[Spatial annotation records]
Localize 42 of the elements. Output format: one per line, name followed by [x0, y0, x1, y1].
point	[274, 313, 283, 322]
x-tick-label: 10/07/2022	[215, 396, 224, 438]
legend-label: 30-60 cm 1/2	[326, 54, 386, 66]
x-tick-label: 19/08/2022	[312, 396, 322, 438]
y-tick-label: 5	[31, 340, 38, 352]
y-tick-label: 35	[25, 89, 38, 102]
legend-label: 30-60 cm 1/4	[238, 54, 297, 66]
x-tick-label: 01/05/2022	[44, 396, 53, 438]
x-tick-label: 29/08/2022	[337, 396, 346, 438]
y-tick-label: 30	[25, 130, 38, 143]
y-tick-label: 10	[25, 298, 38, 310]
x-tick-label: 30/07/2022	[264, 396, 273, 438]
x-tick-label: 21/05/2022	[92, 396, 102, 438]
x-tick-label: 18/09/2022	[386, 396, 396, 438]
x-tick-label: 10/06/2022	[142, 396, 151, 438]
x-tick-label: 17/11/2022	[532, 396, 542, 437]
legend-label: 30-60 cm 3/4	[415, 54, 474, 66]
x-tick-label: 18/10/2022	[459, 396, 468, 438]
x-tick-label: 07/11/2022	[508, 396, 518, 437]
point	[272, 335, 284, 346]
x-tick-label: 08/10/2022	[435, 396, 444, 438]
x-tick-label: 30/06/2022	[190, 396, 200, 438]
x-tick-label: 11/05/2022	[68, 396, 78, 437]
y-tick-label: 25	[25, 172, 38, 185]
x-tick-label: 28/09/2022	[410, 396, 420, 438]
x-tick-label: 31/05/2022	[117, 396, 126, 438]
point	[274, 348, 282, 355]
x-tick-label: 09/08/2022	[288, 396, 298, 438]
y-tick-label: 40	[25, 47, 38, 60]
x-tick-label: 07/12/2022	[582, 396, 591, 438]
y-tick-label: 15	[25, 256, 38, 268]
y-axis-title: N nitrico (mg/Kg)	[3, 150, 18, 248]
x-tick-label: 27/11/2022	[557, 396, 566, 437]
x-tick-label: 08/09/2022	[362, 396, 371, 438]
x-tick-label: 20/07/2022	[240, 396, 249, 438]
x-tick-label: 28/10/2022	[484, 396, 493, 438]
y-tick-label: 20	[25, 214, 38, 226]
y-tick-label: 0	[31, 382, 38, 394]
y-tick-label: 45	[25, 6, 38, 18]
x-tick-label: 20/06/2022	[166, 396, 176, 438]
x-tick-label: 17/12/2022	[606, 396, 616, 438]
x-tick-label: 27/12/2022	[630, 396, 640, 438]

### What to work on:
Reproduce every line of the records above, changing nothing.

### Written answer:
Localize 42 of the elements. Output format: one per line, name followed by [x0, y0, x1, y1].
point	[274, 313, 283, 322]
x-tick-label: 10/07/2022	[215, 396, 224, 438]
legend-label: 30-60 cm 1/2	[326, 54, 386, 66]
x-tick-label: 19/08/2022	[312, 396, 322, 438]
y-tick-label: 5	[31, 340, 38, 352]
y-tick-label: 35	[25, 89, 38, 102]
legend-label: 30-60 cm 1/4	[238, 54, 297, 66]
x-tick-label: 01/05/2022	[44, 396, 53, 438]
x-tick-label: 29/08/2022	[337, 396, 346, 438]
y-tick-label: 30	[25, 130, 38, 143]
y-tick-label: 10	[25, 298, 38, 310]
x-tick-label: 30/07/2022	[264, 396, 273, 438]
x-tick-label: 21/05/2022	[92, 396, 102, 438]
x-tick-label: 18/09/2022	[386, 396, 396, 438]
x-tick-label: 10/06/2022	[142, 396, 151, 438]
x-tick-label: 17/11/2022	[532, 396, 542, 437]
legend-label: 30-60 cm 3/4	[415, 54, 474, 66]
x-tick-label: 18/10/2022	[459, 396, 468, 438]
x-tick-label: 07/11/2022	[508, 396, 518, 437]
point	[272, 335, 284, 346]
x-tick-label: 08/10/2022	[435, 396, 444, 438]
x-tick-label: 30/06/2022	[190, 396, 200, 438]
x-tick-label: 11/05/2022	[68, 396, 78, 437]
y-tick-label: 25	[25, 172, 38, 185]
x-tick-label: 28/09/2022	[410, 396, 420, 438]
x-tick-label: 31/05/2022	[117, 396, 126, 438]
point	[274, 348, 282, 355]
x-tick-label: 09/08/2022	[288, 396, 298, 438]
y-tick-label: 40	[25, 47, 38, 60]
x-tick-label: 07/12/2022	[582, 396, 591, 438]
y-tick-label: 15	[25, 256, 38, 268]
y-axis-title: N nitrico (mg/Kg)	[3, 150, 18, 248]
x-tick-label: 27/11/2022	[557, 396, 566, 437]
x-tick-label: 08/09/2022	[362, 396, 371, 438]
x-tick-label: 20/07/2022	[240, 396, 249, 438]
x-tick-label: 28/10/2022	[484, 396, 493, 438]
y-tick-label: 20	[25, 214, 38, 226]
y-tick-label: 0	[31, 382, 38, 394]
y-tick-label: 45	[25, 6, 38, 18]
x-tick-label: 20/06/2022	[166, 396, 176, 438]
x-tick-label: 17/12/2022	[606, 396, 616, 438]
x-tick-label: 27/12/2022	[630, 396, 640, 438]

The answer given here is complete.